Extracted records:
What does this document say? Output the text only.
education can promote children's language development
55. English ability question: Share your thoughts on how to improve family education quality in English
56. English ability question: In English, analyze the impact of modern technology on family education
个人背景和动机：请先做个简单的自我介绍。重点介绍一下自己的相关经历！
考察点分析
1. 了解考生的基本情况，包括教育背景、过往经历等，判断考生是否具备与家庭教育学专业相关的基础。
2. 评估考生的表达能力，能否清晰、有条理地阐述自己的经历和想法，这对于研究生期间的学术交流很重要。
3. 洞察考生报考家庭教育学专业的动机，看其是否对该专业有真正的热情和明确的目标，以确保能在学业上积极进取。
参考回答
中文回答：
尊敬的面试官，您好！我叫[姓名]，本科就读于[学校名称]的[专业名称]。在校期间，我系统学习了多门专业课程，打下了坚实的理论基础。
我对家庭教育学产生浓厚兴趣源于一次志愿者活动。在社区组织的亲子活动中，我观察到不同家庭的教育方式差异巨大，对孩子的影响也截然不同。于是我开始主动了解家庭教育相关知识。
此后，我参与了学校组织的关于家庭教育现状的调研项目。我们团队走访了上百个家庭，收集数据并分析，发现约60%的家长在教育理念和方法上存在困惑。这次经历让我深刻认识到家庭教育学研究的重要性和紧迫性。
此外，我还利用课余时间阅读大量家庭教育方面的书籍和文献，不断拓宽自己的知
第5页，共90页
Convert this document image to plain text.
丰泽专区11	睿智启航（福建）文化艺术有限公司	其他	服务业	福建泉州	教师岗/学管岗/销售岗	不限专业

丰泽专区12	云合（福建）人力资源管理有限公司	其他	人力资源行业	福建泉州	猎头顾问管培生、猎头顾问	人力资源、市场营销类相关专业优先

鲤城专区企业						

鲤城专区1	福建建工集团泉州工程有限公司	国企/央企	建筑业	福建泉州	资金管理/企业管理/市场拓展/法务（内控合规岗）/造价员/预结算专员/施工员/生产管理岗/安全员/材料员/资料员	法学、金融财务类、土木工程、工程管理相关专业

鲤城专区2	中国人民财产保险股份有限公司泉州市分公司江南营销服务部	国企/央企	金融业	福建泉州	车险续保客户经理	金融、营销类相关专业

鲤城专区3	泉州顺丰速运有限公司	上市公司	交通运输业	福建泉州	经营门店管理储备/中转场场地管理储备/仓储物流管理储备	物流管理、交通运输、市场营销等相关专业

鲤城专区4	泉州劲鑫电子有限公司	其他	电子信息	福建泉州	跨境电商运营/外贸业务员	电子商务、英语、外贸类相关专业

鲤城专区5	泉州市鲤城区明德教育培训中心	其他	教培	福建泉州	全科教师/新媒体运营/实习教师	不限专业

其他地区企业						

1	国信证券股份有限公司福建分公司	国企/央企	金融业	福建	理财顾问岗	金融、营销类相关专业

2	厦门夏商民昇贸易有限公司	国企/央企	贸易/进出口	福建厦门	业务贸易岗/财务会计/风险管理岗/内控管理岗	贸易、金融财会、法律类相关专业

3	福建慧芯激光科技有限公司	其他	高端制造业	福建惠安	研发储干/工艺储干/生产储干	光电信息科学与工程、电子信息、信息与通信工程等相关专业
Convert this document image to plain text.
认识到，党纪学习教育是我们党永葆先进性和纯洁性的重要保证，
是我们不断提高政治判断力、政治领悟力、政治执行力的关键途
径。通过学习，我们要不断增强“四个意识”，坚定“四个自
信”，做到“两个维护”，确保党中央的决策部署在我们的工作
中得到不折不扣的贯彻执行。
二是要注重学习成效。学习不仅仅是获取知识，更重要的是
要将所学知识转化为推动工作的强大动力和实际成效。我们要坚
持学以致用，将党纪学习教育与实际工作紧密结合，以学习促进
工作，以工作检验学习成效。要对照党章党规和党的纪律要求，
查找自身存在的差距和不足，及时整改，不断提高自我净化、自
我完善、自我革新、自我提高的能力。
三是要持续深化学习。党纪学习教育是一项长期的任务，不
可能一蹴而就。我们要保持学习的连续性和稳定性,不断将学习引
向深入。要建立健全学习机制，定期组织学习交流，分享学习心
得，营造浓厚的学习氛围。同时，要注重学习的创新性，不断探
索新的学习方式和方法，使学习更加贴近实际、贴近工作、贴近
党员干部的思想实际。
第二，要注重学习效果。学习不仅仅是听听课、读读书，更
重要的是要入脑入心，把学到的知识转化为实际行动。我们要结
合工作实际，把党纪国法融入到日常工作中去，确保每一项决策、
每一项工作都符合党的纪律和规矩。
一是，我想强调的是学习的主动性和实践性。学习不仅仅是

STATED TASK:
Restate each of the entries above verbatim.

REPLY TO THE EXERCISE:
What does this document say? Output the text only.
education can promote children's language development
55. English ability question: Share your thoughts on how to improve family education quality in English
56. English ability question: In English, analyze the impact of modern technology on family education
个人背景和动机：请先做个简单的自我介绍。重点介绍一下自己的相关经历！
考察点分析
1. 了解考生的基本情况，包括教育背景、过往经历等，判断考生是否具备与家庭教育学专业相关的基础。
2. 评估考生的表达能力，能否清晰、有条理地阐述自己的经历和想法，这对于研究生期间的学术交流很重要。
3. 洞察考生报考家庭教育学专业的动机，看其是否对该专业有真正的热情和明确的目标，以确保能在学业上积极进取。
参考回答
中文回答：
尊敬的面试官，您好！我叫[姓名]，本科就读于[学校名称]的[专业名称]。在校期间，我系统学习了多门专业课程，打下了坚实的理论基础。
我对家庭教育学产生浓厚兴趣源于一次志愿者活动。在社区组织的亲子活动中，我观察到不同家庭的教育方式差异巨大，对孩子的影响也截然不同。于是我开始主动了解家庭教育相关知识。
此后，我参与了学校组织的关于家庭教育现状的调研项目。我们团队走访了上百个家庭，收集数据并分析，发现约60%的家长在教育理念和方法上存在困惑。这次经历让我深刻认识到家庭教育学研究的重要性和紧迫性。
此外，我还利用课余时间阅读大量家庭教育方面的书籍和文献，不断拓宽自己的知
第5页，共90页
Convert this document image to plain text.
丰泽专区11	睿智启航（福建）文化艺术有限公司	其他	服务业	福建泉州	教师岗/学管岗/销售岗	不限专业

丰泽专区12	云合（福建）人力资源管理有限公司	其他	人力资源行业	福建泉州	猎头顾问管培生、猎头顾问	人力资源、市场营销类相关专业优先

鲤城专区企业						

鲤城专区1	福建建工集团泉州工程有限公司	国企/央企	建筑业	福建泉州	资金管理/企业管理/市场拓展/法务（内控合规岗）/造价员/预结算专员/施工员/生产管理岗/安全员/材料员/资料员	法学、金融财务类、土木工程、工程管理相关专业

鲤城专区2	中国人民财产保险股份有限公司泉州市分公司江南营销服务部	国企/央企	金融业	福建泉州	车险续保客户经理	金融、营销类相关专业

鲤城专区3	泉州顺丰速运有限公司	上市公司	交通运输业	福建泉州	经营门店管理储备/中转场场地管理储备/仓储物流管理储备	物流管理、交通运输、市场营销等相关专业

鲤城专区4	泉州劲鑫电子有限公司	其他	电子信息	福建泉州	跨境电商运营/外贸业务员	电子商务、英语、外贸类相关专业

鲤城专区5	泉州市鲤城区明德教育培训中心	其他	教培	福建泉州	全科教师/新媒体运营/实习教师	不限专业

其他地区企业						

1	国信证券股份有限公司福建分公司	国企/央企	金融业	福建	理财顾问岗	金融、营销类相关专业

2	厦门夏商民昇贸易有限公司	国企/央企	贸易/进出口	福建厦门	业务贸易岗/财务会计/风险管理岗/内控管理岗	贸易、金融财会、法律类相关专业

3	福建慧芯激光科技有限公司	其他	高端制造业	福建惠安	研发储干/工艺储干/生产储干	光电信息科学与工程、电子信息、信息与通信工程等相关专业
Convert this document image to plain text.
认识到，党纪学习教育是我们党永葆先进性和纯洁性的重要保证，
是我们不断提高政治判断力、政治领悟力、政治执行力的关键途
径。通过学习，我们要不断增强“四个意识”，坚定“四个自
信”，做到“两个维护”，确保党中央的决策部署在我们的工作
中得到不折不扣的贯彻执行。
二是要注重学习成效。学习不仅仅是获取知识，更重要的是
要将所学知识转化为推动工作的强大动力和实际成效。我们要坚
持学以致用，将党纪学习教育与实际工作紧密结合，以学习促进
工作，以工作检验学习成效。要对照党章党规和党的纪律要求，
查找自身存在的差距和不足，及时整改，不断提高自我净化、自
我完善、自我革新、自我提高的能力。
三是要持续深化学习。党纪学习教育是一项长期的任务，不
可能一蹴而就。我们要保持学习的连续性和稳定性,不断将学习引
向深入。要建立健全学习机制，定期组织学习交流，分享学习心
得，营造浓厚的学习氛围。同时，要注重学习的创新性，不断探
索新的学习方式和方法，使学习更加贴近实际、贴近工作、贴近
党员干部的思想实际。
第二，要注重学习效果。学习不仅仅是听听课、读读书，更
重要的是要入脑入心，把学到的知识转化为实际行动。我们要结
合工作实际，把党纪国法融入到日常工作中去，确保每一项决策、
每一项工作都符合党的纪律和规矩。
一是，我想强调的是学习的主动性和实践性。学习不仅仅是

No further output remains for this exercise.